**What needs to be done**
Restate the full set of records exactly, word for word.

**Records**
# # # #
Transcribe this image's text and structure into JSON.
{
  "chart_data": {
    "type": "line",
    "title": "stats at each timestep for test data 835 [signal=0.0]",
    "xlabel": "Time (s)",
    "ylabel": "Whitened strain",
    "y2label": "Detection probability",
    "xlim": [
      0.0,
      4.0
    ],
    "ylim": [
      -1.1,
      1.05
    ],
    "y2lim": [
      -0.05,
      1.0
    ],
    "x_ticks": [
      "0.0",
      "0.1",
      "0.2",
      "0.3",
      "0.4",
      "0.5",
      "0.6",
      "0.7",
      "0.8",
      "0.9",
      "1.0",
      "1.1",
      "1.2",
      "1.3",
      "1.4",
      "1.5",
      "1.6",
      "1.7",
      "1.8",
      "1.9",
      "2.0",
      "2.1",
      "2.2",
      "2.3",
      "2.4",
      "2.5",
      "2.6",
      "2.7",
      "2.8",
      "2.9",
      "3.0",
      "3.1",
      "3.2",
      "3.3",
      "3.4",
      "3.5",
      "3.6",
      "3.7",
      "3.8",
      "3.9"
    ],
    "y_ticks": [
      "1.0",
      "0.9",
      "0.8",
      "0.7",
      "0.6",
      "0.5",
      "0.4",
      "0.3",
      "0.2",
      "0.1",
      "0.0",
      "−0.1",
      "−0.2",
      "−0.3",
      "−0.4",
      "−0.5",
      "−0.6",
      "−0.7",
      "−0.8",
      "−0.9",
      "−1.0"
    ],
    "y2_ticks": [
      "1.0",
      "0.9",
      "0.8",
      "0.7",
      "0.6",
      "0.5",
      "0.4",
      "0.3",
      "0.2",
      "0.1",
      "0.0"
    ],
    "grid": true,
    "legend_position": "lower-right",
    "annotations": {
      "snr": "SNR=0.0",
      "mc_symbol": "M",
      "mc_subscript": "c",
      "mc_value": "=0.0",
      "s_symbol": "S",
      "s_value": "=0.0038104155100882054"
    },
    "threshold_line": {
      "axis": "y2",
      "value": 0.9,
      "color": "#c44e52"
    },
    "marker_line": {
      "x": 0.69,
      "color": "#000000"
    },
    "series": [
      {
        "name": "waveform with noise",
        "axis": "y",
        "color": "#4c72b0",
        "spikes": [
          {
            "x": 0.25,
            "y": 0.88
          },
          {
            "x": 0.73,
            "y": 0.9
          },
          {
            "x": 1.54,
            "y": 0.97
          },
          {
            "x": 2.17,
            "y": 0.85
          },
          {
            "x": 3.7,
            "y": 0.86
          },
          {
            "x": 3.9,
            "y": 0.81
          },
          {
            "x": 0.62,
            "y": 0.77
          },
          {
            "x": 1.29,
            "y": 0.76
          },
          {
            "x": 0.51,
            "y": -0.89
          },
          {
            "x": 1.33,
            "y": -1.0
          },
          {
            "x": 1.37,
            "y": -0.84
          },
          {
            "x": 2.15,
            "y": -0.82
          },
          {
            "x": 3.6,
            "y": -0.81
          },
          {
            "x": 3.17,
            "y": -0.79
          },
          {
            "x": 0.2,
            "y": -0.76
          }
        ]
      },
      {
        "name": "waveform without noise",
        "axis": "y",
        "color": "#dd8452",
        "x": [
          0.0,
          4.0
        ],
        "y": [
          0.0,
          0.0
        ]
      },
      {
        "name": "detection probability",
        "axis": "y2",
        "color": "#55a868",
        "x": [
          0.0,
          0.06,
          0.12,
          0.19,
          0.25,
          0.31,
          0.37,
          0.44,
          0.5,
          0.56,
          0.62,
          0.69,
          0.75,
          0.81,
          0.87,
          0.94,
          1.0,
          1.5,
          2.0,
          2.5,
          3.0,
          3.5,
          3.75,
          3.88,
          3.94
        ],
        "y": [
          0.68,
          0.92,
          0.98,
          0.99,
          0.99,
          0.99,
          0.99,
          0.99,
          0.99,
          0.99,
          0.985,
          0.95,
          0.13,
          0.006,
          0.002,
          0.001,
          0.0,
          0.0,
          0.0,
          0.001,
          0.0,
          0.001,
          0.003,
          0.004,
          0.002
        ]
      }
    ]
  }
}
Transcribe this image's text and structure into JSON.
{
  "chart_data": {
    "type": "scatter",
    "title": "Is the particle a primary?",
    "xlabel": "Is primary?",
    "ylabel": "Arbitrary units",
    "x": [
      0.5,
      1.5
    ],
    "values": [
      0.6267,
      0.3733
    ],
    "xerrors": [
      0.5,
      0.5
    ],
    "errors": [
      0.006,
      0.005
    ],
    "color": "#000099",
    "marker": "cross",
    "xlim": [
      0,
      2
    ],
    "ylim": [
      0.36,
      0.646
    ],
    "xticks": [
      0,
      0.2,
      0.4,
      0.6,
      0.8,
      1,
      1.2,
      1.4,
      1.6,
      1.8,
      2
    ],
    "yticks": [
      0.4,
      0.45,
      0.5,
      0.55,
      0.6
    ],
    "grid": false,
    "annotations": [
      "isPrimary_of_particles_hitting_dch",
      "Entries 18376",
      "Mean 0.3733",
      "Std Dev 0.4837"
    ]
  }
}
# # # #
**Solution to this exercise**
Transcribe this image's text and structure into JSON.
{
  "chart_data": {
    "type": "line",
    "title": "stats at each timestep for test data 835 [signal=0.0]",
    "xlabel": "Time (s)",
    "ylabel": "Whitened strain",
    "y2label": "Detection probability",
    "xlim": [
      0.0,
      4.0
    ],
    "ylim": [
      -1.1,
      1.05
    ],
    "y2lim": [
      -0.05,
      1.0
    ],
    "x_ticks": [
      "0.0",
      "0.1",
      "0.2",
      "0.3",
      "0.4",
      "0.5",
      "0.6",
      "0.7",
      "0.8",
      "0.9",
      "1.0",
      "1.1",
      "1.2",
      "1.3",
      "1.4",
      "1.5",
      "1.6",
      "1.7",
      "1.8",
      "1.9",
      "2.0",
      "2.1",
      "2.2",
      "2.3",
      "2.4",
      "2.5",
      "2.6",
      "2.7",
      "2.8",
      "2.9",
      "3.0",
      "3.1",
      "3.2",
      "3.3",
      "3.4",
      "3.5",
      "3.6",
      "3.7",
      "3.8",
      "3.9"
    ],
    "y_ticks": [
      "1.0",
      "0.9",
      "0.8",
      "0.7",
      "0.6",
      "0.5",
      "0.4",
      "0.3",
      "0.2",
      "0.1",
      "0.0",
      "−0.1",
      "−0.2",
      "−0.3",
      "−0.4",
      "−0.5",
      "−0.6",
      "−0.7",
      "−0.8",
      "−0.9",
      "−1.0"
    ],
    "y2_ticks": [
      "1.0",
      "0.9",
      "0.8",
      "0.7",
      "0.6",
      "0.5",
      "0.4",
      "0.3",
      "0.2",
      "0.1",
      "0.0"
    ],
    "grid": true,
    "legend_position": "lower-right",
    "annotations": {
      "snr": "SNR=0.0",
      "mc_symbol": "M",
      "mc_subscript": "c",
      "mc_value": "=0.0",
      "s_symbol": "S",
      "s_value": "=0.0038104155100882054"
    },
    "threshold_line": {
      "axis": "y2",
      "value": 0.9,
      "color": "#c44e52"
    },
    "marker_line": {
      "x": 0.69,
      "color": "#000000"
    },
    "series": [
      {
        "name": "waveform with noise",
        "axis": "y",
        "color": "#4c72b0",
        "spikes": [
          {
            "x": 0.25,
            "y": 0.88
          },
          {
            "x": 0.73,
            "y": 0.9
          },
          {
            "x": 1.54,
            "y": 0.97
          },
          {
            "x": 2.17,
            "y": 0.85
          },
          {
            "x": 3.7,
            "y": 0.86
          },
          {
            "x": 3.9,
            "y": 0.81
          },
          {
            "x": 0.62,
            "y": 0.77
          },
          {
            "x": 1.29,
            "y": 0.76
          },
          {
            "x": 0.51,
            "y": -0.89
          },
          {
            "x": 1.33,
            "y": -1.0
          },
          {
            "x": 1.37,
            "y": -0.84
          },
          {
            "x": 2.15,
            "y": -0.82
          },
          {
            "x": 3.6,
            "y": -0.81
          },
          {
            "x": 3.17,
            "y": -0.79
          },
          {
            "x": 0.2,
            "y": -0.76
          }
        ]
      },
      {
        "name": "waveform without noise",
        "axis": "y",
        "color": "#dd8452",
        "x": [
          0.0,
          4.0
        ],
        "y": [
          0.0,
          0.0
        ]
      },
      {
        "name": "detection probability",
        "axis": "y2",
        "color": "#55a868",
        "x": [
          0.0,
          0.06,
          0.12,
          0.19,
          0.25,
          0.31,
          0.37,
          0.44,
          0.5,
          0.56,
          0.62,
          0.69,
          0.75,
          0.81,
          0.87,
          0.94,
          1.0,
          1.5,
          2.0,
          2.5,
          3.0,
          3.5,
          3.75,
          3.88,
          3.94
        ],
        "y": [
          0.68,
          0.92,
          0.98,
          0.99,
          0.99,
          0.99,
          0.99,
          0.99,
          0.99,
          0.99,
          0.985,
          0.95,
          0.13,
          0.006,
          0.002,
          0.001,
          0.0,
          0.0,
          0.0,
          0.001,
          0.0,
          0.001,
          0.003,
          0.004,
          0.002
        ]
      }
    ]
  }
}
Transcribe this image's text and structure into JSON.
{
  "chart_data": {
    "type": "scatter",
    "title": "Is the particle a primary?",
    "xlabel": "Is primary?",
    "ylabel": "Arbitrary units",
    "x": [
      0.5,
      1.5
    ],
    "values": [
      0.6267,
      0.3733
    ],
    "xerrors": [
      0.5,
      0.5
    ],
    "errors": [
      0.006,
      0.005
    ],
    "color": "#000099",
    "marker": "cross",
    "xlim": [
      0,
      2
    ],
    "ylim": [
      0.36,
      0.646
    ],
    "xticks": [
      0,
      0.2,
      0.4,
      0.6,
      0.8,
      1,
      1.2,
      1.4,
      1.6,
      1.8,
      2
    ],
    "yticks": [
      0.4,
      0.45,
      0.5,
      0.55,
      0.6
    ],
    "grid": false,
    "annotations": [
      "isPrimary_of_particles_hitting_dch",
      "Entries 18376",
      "Mean 0.3733",
      "Std Dev 0.4837"
    ]
  }
}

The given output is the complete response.